Print the listing below exactly.

:: DATA IN THIS EXERCISE ::
_ _ _ _
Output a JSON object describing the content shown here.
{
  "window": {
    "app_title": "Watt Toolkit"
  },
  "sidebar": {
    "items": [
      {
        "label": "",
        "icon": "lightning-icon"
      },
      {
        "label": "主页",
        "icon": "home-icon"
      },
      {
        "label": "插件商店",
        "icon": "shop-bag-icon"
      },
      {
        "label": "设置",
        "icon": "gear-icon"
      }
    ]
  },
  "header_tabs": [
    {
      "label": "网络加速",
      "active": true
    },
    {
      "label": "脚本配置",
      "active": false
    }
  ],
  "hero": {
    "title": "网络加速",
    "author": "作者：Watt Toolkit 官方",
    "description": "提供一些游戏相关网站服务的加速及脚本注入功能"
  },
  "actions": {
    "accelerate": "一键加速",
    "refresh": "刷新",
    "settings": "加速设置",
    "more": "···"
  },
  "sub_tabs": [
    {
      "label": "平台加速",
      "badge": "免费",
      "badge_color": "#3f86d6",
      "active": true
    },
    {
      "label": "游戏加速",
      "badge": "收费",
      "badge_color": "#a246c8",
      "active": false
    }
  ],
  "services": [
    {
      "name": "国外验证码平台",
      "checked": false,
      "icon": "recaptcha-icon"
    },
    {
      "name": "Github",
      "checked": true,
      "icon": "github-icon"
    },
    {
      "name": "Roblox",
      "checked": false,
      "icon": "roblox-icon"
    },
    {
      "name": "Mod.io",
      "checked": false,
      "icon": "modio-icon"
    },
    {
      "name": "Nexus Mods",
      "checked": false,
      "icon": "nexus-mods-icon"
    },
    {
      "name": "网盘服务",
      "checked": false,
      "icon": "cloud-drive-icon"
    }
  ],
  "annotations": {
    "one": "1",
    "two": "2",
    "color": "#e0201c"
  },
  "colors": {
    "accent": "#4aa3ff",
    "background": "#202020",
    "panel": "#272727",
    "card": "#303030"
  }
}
_ _ _ _
:: EXERCISE OUTPUT ::
Output a JSON object describing the content shown here.
{
  "window": {
    "app_title": "Watt Toolkit"
  },
  "sidebar": {
    "items": [
      {
        "label": "",
        "icon": "lightning-icon"
      },
      {
        "label": "主页",
        "icon": "home-icon"
      },
      {
        "label": "插件商店",
        "icon": "shop-bag-icon"
      },
      {
        "label": "设置",
        "icon": "gear-icon"
      }
    ]
  },
  "header_tabs": [
    {
      "label": "网络加速",
      "active": true
    },
    {
      "label": "脚本配置",
      "active": false
    }
  ],
  "hero": {
    "title": "网络加速",
    "author": "作者：Watt Toolkit 官方",
    "description": "提供一些游戏相关网站服务的加速及脚本注入功能"
  },
  "actions": {
    "accelerate": "一键加速",
    "refresh": "刷新",
    "settings": "加速设置",
    "more": "···"
  },
  "sub_tabs": [
    {
      "label": "平台加速",
      "badge": "免费",
      "badge_color": "#3f86d6",
      "active": true
    },
    {
      "label": "游戏加速",
      "badge": "收费",
      "badge_color": "#a246c8",
      "active": false
    }
  ],
  "services": [
    {
      "name": "国外验证码平台",
      "checked": false,
      "icon": "recaptcha-icon"
    },
    {
      "name": "Github",
      "checked": true,
      "icon": "github-icon"
    },
    {
      "name": "Roblox",
      "checked": false,
      "icon": "roblox-icon"
    },
    {
      "name": "Mod.io",
      "checked": false,
      "icon": "modio-icon"
    },
    {
      "name": "Nexus Mods",
      "checked": false,
      "icon": "nexus-mods-icon"
    },
    {
      "name": "网盘服务",
      "checked": false,
      "icon": "cloud-drive-icon"
    }
  ],
  "annotations": {
    "one": "1",
    "two": "2",
    "color": "#e0201c"
  },
  "colors": {
    "accent": "#4aa3ff",
    "background": "#202020",
    "panel": "#272727",
    "card": "#303030"
  }
}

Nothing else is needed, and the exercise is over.